[PROVIDED DATA]
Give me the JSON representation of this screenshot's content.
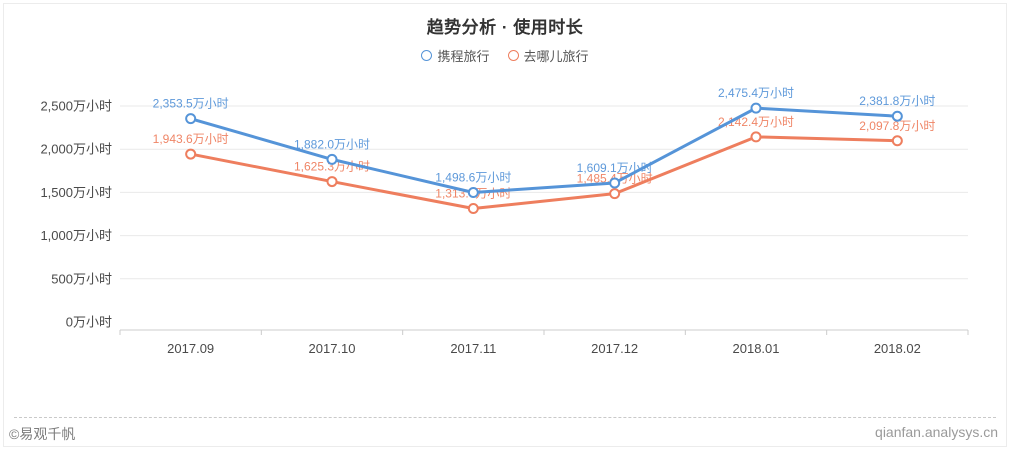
{
  "chart_data": {
    "type": "line",
    "title": "趋势分析 · 使用时长",
    "unit": "万小时",
    "categories": [
      "2017.09",
      "2017.10",
      "2017.11",
      "2017.12",
      "2018.01",
      "2018.02"
    ],
    "y_tick_values": [
      0,
      500,
      1000,
      1500,
      2000,
      2500
    ],
    "y_tick_labels": [
      "0万小时",
      "500万小时",
      "1,000万小时",
      "1,500万小时",
      "2,000万小时",
      "2,500万小时"
    ],
    "ylim": [
      0,
      2500
    ],
    "grid": true,
    "legend_position": "top",
    "series": [
      {
        "name": "携程旅行",
        "color": "#5594d8",
        "values": [
          2353.5,
          1882.0,
          1498.6,
          1609.1,
          2475.4,
          2381.8
        ],
        "labels": [
          "2,353.5万小时",
          "1,882.0万小时",
          "1,498.6万小时",
          "1,609.1万小时",
          "2,475.4万小时",
          "2,381.8万小时"
        ]
      },
      {
        "name": "去哪儿旅行",
        "color": "#ee7e5e",
        "values": [
          1943.6,
          1625.3,
          1313.6,
          1485.4,
          2142.4,
          2097.8
        ],
        "labels": [
          "1,943.6万小时",
          "1,625.3万小时",
          "1,313.6万小时",
          "1,485.4万小时",
          "2,142.4万小时",
          "2,097.8万小时"
        ]
      }
    ]
  },
  "footer": {
    "copyright": "©易观千帆",
    "site": "qianfan.analysys.cn"
  }
}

[TASK REQUIREMENTS] Go through the listing above and write it all out exactly, leaving out any picture.

[SOLUTION TO THIS EXERCISE]
Give me the JSON representation of this screenshot's content.
{
  "chart_data": {
    "type": "line",
    "title": "趋势分析 · 使用时长",
    "unit": "万小时",
    "categories": [
      "2017.09",
      "2017.10",
      "2017.11",
      "2017.12",
      "2018.01",
      "2018.02"
    ],
    "y_tick_values": [
      0,
      500,
      1000,
      1500,
      2000,
      2500
    ],
    "y_tick_labels": [
      "0万小时",
      "500万小时",
      "1,000万小时",
      "1,500万小时",
      "2,000万小时",
      "2,500万小时"
    ],
    "ylim": [
      0,
      2500
    ],
    "grid": true,
    "legend_position": "top",
    "series": [
      {
        "name": "携程旅行",
        "color": "#5594d8",
        "values": [
          2353.5,
          1882.0,
          1498.6,
          1609.1,
          2475.4,
          2381.8
        ],
        "labels": [
          "2,353.5万小时",
          "1,882.0万小时",
          "1,498.6万小时",
          "1,609.1万小时",
          "2,475.4万小时",
          "2,381.8万小时"
        ]
      },
      {
        "name": "去哪儿旅行",
        "color": "#ee7e5e",
        "values": [
          1943.6,
          1625.3,
          1313.6,
          1485.4,
          2142.4,
          2097.8
        ],
        "labels": [
          "1,943.6万小时",
          "1,625.3万小时",
          "1,313.6万小时",
          "1,485.4万小时",
          "2,142.4万小时",
          "2,097.8万小时"
        ]
      }
    ]
  },
  "footer": {
    "copyright": "©易观千帆",
    "site": "qianfan.analysys.cn"
  }
}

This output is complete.